start Data supplied
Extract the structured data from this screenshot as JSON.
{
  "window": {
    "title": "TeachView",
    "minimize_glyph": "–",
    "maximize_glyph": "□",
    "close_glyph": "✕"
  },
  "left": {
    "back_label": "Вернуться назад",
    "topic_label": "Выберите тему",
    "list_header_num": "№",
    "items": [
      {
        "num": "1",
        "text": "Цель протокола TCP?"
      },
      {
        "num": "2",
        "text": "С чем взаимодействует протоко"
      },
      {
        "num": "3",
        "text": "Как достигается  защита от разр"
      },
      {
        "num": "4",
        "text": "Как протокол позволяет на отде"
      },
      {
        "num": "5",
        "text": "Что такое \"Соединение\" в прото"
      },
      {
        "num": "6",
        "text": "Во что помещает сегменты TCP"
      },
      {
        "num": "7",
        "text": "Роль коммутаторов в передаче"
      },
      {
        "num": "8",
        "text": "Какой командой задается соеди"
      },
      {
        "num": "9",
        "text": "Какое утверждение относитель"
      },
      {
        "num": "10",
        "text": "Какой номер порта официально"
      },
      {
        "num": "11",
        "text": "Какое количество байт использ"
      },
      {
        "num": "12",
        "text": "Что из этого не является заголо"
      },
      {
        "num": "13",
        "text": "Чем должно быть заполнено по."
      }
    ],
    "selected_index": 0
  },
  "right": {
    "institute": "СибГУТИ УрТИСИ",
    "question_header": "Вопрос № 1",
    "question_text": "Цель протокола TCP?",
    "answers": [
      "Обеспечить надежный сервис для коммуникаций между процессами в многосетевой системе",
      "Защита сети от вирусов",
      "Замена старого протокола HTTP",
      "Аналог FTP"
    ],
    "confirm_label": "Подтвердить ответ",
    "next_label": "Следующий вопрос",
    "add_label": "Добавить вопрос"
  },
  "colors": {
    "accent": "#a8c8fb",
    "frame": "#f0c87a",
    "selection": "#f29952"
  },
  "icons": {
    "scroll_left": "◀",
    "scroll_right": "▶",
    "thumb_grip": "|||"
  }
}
end Data supplied
◆ Prompt: Each line that contains the word "протокола" counts toward the total; give only that total.

◆ Expected output: 3